Exercise aim ▸ Could you write out every entry exactly as it stands?

Information shown ▸
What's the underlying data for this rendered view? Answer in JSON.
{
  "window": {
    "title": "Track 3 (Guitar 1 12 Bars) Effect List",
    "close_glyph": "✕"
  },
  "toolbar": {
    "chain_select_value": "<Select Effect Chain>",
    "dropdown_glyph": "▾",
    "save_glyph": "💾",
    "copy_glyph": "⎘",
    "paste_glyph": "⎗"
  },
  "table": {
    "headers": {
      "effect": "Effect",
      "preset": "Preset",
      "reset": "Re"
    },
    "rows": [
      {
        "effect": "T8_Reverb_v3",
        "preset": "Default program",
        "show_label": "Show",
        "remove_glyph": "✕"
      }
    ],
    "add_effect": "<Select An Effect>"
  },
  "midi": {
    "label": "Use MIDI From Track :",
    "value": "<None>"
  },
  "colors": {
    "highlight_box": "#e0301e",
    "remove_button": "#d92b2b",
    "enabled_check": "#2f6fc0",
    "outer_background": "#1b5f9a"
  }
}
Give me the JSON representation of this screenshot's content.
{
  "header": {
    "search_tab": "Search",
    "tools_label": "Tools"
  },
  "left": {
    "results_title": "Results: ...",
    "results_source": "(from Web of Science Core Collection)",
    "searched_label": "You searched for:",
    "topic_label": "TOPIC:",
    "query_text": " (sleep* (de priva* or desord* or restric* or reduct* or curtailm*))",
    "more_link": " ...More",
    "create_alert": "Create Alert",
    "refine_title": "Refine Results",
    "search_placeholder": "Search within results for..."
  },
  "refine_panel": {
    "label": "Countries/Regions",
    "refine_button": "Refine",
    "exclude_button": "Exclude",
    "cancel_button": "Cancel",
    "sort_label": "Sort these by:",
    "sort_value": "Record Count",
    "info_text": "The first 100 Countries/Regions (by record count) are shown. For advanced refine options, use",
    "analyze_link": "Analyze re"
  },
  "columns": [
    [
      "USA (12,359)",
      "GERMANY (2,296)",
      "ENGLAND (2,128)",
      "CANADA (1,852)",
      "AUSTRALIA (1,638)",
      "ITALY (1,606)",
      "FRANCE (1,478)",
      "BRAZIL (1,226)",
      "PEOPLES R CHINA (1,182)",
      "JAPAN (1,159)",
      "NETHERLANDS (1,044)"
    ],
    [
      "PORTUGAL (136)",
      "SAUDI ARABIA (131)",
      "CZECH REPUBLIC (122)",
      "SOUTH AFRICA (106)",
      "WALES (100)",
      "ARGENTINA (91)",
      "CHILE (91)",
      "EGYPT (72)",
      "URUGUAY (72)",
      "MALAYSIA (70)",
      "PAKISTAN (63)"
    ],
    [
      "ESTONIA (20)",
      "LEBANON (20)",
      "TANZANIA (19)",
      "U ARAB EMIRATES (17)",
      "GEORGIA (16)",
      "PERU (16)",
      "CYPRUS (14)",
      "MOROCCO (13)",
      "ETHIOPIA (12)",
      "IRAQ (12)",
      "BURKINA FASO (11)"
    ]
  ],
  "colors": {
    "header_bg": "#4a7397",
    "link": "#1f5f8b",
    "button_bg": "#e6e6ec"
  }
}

Correct response ▸
What's the underlying data for this rendered view? Answer in JSON.
{
  "window": {
    "title": "Track 3 (Guitar 1 12 Bars) Effect List",
    "close_glyph": "✕"
  },
  "toolbar": {
    "chain_select_value": "<Select Effect Chain>",
    "dropdown_glyph": "▾",
    "save_glyph": "💾",
    "copy_glyph": "⎘",
    "paste_glyph": "⎗"
  },
  "table": {
    "headers": {
      "effect": "Effect",
      "preset": "Preset",
      "reset": "Re"
    },
    "rows": [
      {
        "effect": "T8_Reverb_v3",
        "preset": "Default program",
        "show_label": "Show",
        "remove_glyph": "✕"
      }
    ],
    "add_effect": "<Select An Effect>"
  },
  "midi": {
    "label": "Use MIDI From Track :",
    "value": "<None>"
  },
  "colors": {
    "highlight_box": "#e0301e",
    "remove_button": "#d92b2b",
    "enabled_check": "#2f6fc0",
    "outer_background": "#1b5f9a"
  }
}
Give me the JSON representation of this screenshot's content.
{
  "header": {
    "search_tab": "Search",
    "tools_label": "Tools"
  },
  "left": {
    "results_title": "Results: ...",
    "results_source": "(from Web of Science Core Collection)",
    "searched_label": "You searched for:",
    "topic_label": "TOPIC:",
    "query_text": " (sleep* (de priva* or desord* or restric* or reduct* or curtailm*))",
    "more_link": " ...More",
    "create_alert": "Create Alert",
    "refine_title": "Refine Results",
    "search_placeholder": "Search within results for..."
  },
  "refine_panel": {
    "label": "Countries/Regions",
    "refine_button": "Refine",
    "exclude_button": "Exclude",
    "cancel_button": "Cancel",
    "sort_label": "Sort these by:",
    "sort_value": "Record Count",
    "info_text": "The first 100 Countries/Regions (by record count) are shown. For advanced refine options, use",
    "analyze_link": "Analyze re"
  },
  "columns": [
    [
      "USA (12,359)",
      "GERMANY (2,296)",
      "ENGLAND (2,128)",
      "CANADA (1,852)",
      "AUSTRALIA (1,638)",
      "ITALY (1,606)",
      "FRANCE (1,478)",
      "BRAZIL (1,226)",
      "PEOPLES R CHINA (1,182)",
      "JAPAN (1,159)",
      "NETHERLANDS (1,044)"
    ],
    [
      "PORTUGAL (136)",
      "SAUDI ARABIA (131)",
      "CZECH REPUBLIC (122)",
      "SOUTH AFRICA (106)",
      "WALES (100)",
      "ARGENTINA (91)",
      "CHILE (91)",
      "EGYPT (72)",
      "URUGUAY (72)",
      "MALAYSIA (70)",
      "PAKISTAN (63)"
    ],
    [
      "ESTONIA (20)",
      "LEBANON (20)",
      "TANZANIA (19)",
      "U ARAB EMIRATES (17)",
      "GEORGIA (16)",
      "PERU (16)",
      "CYPRUS (14)",
      "MOROCCO (13)",
      "ETHIOPIA (12)",
      "IRAQ (12)",
      "BURKINA FASO (11)"
    ]
  ],
  "colors": {
    "header_bg": "#4a7397",
    "link": "#1f5f8b",
    "button_bg": "#e6e6ec"
  }
}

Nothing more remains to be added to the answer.